▶ _Written exercise_:
Search the records below for the word "personal" and show every line where it occurs.
===== Data for the task
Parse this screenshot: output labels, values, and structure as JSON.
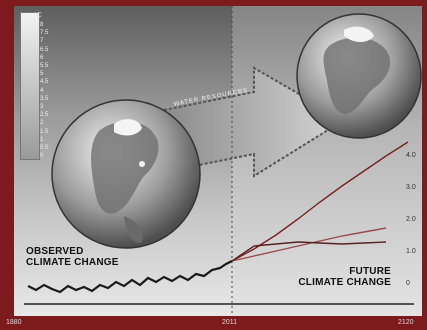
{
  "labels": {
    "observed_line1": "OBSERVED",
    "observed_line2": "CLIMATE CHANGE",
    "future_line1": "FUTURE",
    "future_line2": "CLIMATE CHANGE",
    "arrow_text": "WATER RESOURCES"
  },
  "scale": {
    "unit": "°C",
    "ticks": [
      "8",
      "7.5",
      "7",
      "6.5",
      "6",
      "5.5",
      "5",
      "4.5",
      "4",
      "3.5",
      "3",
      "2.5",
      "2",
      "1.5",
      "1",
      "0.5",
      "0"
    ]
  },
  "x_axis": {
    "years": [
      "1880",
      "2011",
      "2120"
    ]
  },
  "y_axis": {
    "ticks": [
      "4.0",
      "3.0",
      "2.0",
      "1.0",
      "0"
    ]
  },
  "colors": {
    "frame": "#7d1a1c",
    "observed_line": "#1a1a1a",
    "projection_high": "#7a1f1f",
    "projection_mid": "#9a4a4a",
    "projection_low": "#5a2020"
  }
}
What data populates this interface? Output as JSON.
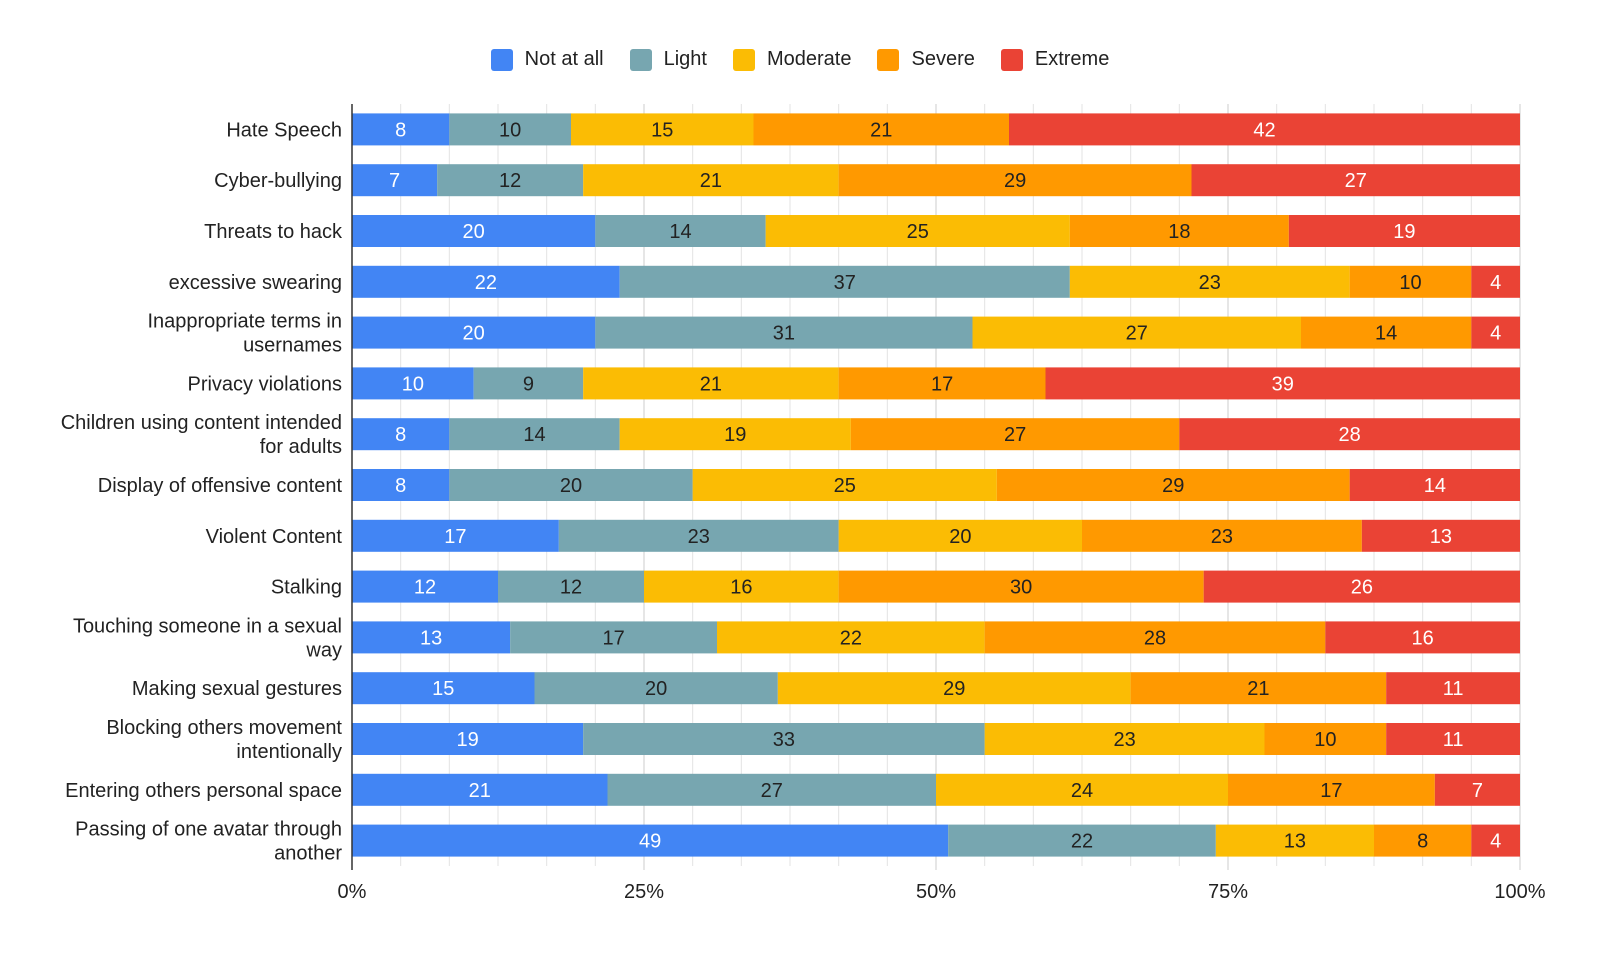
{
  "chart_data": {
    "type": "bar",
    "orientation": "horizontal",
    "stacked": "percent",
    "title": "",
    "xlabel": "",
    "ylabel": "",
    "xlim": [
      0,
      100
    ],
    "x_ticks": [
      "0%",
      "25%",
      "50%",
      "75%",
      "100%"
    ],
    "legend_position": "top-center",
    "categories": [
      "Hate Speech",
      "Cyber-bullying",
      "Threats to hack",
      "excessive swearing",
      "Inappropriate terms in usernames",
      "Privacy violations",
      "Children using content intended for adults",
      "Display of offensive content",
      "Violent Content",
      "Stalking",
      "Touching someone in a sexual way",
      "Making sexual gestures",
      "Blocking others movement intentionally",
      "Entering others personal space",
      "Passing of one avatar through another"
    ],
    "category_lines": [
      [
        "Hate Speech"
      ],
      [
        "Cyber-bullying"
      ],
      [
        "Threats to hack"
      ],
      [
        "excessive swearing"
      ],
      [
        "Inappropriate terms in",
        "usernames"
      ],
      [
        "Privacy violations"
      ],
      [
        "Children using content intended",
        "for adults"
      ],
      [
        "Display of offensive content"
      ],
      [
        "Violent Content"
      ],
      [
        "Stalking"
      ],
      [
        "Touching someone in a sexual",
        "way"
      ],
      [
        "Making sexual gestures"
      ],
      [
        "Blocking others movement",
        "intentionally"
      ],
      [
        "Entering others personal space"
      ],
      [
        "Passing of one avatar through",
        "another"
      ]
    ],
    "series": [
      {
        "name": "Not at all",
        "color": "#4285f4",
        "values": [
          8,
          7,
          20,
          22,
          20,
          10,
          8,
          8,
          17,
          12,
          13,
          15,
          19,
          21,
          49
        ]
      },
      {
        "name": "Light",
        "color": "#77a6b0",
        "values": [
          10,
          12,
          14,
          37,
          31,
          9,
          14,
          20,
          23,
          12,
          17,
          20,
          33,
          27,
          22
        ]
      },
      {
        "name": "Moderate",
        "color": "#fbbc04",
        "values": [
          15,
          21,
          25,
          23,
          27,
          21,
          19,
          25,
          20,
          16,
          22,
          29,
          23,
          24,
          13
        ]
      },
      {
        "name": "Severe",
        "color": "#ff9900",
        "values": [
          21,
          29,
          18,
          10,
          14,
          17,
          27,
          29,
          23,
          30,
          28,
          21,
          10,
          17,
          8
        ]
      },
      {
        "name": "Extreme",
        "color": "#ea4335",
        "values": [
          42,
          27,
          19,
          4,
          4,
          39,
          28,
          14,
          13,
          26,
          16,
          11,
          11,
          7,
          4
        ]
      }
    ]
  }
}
==========
▶ _Answer to this task_:
      "Entering others personal space",
        "Entering others personal space"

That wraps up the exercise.